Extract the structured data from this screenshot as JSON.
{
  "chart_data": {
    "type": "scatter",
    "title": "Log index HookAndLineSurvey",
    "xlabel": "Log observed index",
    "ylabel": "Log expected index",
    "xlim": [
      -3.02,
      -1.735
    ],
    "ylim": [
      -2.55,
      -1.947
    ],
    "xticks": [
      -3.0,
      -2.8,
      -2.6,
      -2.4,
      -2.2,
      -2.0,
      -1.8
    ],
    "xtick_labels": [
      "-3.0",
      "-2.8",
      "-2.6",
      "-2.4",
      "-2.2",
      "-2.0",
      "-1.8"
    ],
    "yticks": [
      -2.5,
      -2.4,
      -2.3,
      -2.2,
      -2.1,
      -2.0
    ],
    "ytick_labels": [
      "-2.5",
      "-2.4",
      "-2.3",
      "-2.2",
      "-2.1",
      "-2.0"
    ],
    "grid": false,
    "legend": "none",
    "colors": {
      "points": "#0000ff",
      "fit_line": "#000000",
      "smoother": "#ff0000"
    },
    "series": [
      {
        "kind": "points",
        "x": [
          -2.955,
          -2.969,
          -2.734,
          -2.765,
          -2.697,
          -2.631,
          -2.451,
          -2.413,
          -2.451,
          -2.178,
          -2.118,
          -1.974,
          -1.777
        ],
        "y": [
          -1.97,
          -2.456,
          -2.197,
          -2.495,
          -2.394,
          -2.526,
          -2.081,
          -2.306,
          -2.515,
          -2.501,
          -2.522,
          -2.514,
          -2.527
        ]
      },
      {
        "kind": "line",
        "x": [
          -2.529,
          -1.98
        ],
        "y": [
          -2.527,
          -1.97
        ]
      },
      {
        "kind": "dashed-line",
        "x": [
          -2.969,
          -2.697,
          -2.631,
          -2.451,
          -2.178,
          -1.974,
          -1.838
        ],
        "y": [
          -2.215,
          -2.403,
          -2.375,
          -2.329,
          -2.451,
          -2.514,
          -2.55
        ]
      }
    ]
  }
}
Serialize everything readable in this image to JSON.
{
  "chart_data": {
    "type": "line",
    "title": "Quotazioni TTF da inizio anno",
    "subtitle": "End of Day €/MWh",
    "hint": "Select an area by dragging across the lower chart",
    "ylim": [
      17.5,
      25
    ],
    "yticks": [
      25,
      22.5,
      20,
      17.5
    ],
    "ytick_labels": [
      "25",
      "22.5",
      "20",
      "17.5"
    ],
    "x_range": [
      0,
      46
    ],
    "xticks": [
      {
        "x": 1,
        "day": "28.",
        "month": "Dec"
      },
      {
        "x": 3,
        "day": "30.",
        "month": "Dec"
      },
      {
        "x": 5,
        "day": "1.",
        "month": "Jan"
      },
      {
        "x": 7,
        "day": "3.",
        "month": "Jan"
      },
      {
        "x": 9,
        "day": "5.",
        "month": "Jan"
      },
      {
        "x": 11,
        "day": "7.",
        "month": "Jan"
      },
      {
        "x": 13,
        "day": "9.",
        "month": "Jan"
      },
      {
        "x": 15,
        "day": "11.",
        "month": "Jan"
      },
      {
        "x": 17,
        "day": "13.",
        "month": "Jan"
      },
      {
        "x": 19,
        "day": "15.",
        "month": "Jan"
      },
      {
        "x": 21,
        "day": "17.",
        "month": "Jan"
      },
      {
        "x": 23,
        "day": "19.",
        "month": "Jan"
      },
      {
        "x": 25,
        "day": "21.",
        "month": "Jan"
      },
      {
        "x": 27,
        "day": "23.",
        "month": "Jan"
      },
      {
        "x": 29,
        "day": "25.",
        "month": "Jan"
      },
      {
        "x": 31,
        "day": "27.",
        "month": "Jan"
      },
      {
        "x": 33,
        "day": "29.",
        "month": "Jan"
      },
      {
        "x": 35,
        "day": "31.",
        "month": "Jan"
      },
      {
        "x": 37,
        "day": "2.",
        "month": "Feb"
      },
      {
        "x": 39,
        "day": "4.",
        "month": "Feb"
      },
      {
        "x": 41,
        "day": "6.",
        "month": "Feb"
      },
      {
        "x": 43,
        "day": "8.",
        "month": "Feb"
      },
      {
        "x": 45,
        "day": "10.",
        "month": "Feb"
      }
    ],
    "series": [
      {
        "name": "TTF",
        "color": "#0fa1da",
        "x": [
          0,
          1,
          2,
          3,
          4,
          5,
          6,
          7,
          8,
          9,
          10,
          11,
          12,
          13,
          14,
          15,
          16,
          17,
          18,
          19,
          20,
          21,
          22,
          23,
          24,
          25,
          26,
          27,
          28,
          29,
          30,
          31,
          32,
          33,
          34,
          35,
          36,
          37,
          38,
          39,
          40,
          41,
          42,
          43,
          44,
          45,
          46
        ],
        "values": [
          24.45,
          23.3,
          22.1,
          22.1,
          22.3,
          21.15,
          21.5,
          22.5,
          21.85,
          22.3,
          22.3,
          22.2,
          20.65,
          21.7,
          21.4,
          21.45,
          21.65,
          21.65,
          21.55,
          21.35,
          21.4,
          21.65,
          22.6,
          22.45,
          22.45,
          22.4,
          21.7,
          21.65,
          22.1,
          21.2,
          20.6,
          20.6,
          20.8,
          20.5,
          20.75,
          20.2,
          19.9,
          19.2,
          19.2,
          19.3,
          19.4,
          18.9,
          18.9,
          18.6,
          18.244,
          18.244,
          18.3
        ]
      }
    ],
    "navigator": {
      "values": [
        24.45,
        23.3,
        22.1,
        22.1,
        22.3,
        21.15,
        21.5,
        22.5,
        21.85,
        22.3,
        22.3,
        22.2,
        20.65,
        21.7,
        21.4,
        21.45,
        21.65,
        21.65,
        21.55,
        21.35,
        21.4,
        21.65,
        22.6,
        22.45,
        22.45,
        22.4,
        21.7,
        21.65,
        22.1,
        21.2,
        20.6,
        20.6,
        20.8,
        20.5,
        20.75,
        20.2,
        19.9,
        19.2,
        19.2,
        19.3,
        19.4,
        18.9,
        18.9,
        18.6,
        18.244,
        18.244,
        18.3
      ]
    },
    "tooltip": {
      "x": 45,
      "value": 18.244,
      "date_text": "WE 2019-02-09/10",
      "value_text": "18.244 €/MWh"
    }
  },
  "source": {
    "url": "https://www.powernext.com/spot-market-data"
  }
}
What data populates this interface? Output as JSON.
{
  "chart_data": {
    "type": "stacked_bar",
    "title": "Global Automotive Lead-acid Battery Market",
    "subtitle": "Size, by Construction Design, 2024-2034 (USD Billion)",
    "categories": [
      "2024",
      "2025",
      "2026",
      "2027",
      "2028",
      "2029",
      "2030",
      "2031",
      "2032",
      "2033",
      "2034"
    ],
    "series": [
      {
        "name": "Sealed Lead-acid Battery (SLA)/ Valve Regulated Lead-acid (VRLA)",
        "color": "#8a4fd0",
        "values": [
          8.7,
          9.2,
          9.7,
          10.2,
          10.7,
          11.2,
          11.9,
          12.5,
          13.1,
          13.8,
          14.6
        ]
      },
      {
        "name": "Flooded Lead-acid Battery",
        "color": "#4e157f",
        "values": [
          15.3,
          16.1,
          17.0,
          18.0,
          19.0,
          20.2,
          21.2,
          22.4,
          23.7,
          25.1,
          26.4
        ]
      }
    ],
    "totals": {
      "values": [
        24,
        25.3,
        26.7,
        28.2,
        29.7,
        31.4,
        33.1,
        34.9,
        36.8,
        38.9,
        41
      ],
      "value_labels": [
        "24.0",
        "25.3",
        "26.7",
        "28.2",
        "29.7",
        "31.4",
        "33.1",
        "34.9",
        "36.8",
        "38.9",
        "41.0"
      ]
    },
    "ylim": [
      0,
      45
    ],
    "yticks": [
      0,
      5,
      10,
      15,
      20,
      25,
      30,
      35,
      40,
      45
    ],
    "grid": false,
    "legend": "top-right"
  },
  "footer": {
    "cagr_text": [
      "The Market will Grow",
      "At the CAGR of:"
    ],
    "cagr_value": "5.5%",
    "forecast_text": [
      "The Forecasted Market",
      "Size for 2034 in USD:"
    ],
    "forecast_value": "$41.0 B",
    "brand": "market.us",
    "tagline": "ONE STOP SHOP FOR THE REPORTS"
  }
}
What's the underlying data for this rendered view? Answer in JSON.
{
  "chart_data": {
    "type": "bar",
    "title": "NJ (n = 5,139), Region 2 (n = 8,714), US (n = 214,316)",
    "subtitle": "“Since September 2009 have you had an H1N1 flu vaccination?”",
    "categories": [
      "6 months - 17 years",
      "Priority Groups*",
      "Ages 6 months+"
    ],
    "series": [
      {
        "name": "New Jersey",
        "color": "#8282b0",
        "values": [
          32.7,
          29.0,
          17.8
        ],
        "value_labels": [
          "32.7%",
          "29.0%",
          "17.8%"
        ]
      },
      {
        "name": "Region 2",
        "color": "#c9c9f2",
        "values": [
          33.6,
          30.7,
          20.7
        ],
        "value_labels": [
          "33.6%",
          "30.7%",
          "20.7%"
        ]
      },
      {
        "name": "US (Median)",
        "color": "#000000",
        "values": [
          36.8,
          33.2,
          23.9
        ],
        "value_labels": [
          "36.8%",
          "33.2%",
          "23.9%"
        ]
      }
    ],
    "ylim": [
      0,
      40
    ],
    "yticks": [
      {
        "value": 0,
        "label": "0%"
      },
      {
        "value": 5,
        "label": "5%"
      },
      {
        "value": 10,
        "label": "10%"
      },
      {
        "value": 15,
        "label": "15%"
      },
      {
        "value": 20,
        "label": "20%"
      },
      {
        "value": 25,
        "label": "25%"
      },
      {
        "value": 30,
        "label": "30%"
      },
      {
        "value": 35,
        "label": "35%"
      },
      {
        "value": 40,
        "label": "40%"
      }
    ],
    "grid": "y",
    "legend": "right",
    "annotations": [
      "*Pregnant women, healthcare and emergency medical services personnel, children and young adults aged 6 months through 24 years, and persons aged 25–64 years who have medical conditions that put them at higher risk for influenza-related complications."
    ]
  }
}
━━━━━━━━━━
__Request__
Show all lines from the listing above in which "Size" appears.

__Task solution__
    "subtitle": "Size, by Construction Design, 2024-2034 (USD Billion)",
      "Size for 2034 in USD:"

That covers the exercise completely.